Problem to solve: Tally all lines containing the word "name". Give the number alone.
────────
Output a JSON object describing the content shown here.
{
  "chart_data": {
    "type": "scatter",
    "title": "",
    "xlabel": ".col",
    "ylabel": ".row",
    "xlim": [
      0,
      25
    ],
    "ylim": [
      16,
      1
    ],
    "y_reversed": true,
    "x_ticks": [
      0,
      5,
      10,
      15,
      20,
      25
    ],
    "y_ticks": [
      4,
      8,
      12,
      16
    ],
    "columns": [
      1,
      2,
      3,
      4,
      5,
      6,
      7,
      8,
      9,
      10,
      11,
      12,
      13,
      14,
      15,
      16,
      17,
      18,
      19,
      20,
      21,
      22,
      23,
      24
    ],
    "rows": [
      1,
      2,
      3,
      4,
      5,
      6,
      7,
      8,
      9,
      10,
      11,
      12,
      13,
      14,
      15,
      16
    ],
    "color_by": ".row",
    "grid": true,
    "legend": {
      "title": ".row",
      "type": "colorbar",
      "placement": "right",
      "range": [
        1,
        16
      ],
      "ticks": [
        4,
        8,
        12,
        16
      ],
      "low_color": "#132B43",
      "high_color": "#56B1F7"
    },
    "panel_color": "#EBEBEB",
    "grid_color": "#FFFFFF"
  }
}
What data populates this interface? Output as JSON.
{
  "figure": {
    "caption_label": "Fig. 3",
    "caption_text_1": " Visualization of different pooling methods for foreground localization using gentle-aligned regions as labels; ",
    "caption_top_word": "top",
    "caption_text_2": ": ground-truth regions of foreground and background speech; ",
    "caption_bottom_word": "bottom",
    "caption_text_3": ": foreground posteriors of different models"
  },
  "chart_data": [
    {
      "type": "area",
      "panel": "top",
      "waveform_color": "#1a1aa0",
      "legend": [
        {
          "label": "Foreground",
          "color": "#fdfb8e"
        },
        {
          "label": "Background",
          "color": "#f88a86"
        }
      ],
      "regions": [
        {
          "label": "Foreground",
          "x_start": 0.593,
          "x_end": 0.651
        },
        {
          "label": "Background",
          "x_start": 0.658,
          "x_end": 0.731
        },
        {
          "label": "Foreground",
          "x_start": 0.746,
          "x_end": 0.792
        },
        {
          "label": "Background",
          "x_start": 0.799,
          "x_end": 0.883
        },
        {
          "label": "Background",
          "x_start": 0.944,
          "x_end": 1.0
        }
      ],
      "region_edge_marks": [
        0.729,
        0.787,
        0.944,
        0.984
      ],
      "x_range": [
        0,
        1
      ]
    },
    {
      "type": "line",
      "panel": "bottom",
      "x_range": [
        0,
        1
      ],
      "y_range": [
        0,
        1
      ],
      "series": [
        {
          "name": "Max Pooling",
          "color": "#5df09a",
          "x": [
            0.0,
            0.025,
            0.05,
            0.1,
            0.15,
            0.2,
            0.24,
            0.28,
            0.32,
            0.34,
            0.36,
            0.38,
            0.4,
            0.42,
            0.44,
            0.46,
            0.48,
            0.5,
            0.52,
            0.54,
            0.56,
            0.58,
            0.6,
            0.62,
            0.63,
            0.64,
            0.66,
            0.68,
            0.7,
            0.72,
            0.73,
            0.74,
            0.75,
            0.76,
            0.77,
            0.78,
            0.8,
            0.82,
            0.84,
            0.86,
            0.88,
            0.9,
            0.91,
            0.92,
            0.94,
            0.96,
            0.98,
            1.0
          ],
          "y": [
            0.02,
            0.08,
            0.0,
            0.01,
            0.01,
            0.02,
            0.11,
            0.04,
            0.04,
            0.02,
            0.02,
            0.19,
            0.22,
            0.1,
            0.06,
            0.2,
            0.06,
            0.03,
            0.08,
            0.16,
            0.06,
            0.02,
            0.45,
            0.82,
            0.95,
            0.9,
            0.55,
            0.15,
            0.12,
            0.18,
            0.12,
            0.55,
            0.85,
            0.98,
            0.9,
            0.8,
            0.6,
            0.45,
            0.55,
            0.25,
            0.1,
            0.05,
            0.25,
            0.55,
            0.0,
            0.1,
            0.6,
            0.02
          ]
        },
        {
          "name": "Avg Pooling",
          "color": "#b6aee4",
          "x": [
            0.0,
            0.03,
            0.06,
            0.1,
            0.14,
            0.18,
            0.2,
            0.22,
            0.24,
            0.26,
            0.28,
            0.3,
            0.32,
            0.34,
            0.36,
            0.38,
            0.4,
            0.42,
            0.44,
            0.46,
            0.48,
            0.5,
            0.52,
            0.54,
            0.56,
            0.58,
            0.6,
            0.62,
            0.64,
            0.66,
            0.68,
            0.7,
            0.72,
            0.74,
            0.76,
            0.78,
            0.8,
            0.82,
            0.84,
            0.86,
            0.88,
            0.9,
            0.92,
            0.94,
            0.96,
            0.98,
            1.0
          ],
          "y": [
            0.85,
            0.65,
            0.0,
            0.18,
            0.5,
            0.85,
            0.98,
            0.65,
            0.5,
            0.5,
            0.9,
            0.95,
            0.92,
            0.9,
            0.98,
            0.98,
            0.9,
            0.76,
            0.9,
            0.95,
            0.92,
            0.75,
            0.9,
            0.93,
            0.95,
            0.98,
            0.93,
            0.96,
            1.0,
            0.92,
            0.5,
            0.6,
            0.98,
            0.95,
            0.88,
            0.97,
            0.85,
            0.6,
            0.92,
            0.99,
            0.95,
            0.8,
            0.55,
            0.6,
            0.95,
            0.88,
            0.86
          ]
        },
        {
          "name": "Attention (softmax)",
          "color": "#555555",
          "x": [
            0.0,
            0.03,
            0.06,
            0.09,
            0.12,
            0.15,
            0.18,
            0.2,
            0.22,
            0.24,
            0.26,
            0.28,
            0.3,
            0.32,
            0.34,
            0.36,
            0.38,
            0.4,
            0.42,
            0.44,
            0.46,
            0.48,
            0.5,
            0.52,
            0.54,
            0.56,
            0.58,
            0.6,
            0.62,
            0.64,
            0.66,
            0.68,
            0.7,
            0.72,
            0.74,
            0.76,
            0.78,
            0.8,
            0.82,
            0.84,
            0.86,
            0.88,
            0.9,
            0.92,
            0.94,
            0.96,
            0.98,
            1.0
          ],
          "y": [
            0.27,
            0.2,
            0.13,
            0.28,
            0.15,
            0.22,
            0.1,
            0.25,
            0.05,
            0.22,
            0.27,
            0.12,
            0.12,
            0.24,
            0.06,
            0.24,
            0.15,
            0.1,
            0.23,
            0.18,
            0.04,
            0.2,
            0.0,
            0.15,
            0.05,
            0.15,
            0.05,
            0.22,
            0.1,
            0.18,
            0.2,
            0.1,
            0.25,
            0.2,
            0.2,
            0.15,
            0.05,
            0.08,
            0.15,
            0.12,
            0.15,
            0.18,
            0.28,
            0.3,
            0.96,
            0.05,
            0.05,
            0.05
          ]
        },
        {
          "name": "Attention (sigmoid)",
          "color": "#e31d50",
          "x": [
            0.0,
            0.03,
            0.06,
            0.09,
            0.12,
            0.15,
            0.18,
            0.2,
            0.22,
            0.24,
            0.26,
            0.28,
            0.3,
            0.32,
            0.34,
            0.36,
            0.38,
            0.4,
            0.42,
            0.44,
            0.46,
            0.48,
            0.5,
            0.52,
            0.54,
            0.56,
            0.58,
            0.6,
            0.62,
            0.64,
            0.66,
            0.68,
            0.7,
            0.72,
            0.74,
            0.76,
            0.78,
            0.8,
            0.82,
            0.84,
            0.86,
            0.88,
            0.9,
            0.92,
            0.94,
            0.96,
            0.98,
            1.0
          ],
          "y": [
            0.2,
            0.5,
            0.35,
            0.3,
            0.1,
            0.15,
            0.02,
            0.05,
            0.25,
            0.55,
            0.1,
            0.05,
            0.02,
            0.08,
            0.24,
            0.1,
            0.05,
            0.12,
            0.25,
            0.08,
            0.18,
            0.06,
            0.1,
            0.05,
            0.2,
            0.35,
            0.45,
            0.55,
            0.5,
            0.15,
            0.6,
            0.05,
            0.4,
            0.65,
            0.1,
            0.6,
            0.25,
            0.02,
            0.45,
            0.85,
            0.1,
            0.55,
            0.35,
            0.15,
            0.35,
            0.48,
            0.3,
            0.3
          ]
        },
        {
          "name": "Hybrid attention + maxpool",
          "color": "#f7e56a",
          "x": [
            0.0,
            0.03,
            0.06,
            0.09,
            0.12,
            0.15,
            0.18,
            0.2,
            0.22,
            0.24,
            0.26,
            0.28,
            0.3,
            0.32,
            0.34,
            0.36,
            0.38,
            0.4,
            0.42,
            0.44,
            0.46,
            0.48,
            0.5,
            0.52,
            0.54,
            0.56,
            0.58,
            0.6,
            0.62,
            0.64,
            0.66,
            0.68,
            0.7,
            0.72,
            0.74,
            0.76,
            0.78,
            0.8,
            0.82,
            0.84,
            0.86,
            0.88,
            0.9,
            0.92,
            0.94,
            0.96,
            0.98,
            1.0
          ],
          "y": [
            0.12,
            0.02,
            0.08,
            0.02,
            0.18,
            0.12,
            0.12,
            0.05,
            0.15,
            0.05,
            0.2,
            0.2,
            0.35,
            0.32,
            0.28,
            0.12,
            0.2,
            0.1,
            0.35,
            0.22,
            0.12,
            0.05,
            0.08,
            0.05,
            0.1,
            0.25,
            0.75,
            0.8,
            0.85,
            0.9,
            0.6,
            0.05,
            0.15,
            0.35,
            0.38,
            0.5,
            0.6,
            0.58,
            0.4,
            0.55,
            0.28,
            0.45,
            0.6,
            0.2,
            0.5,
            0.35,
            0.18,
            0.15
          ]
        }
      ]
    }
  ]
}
────────
Exercise response: 5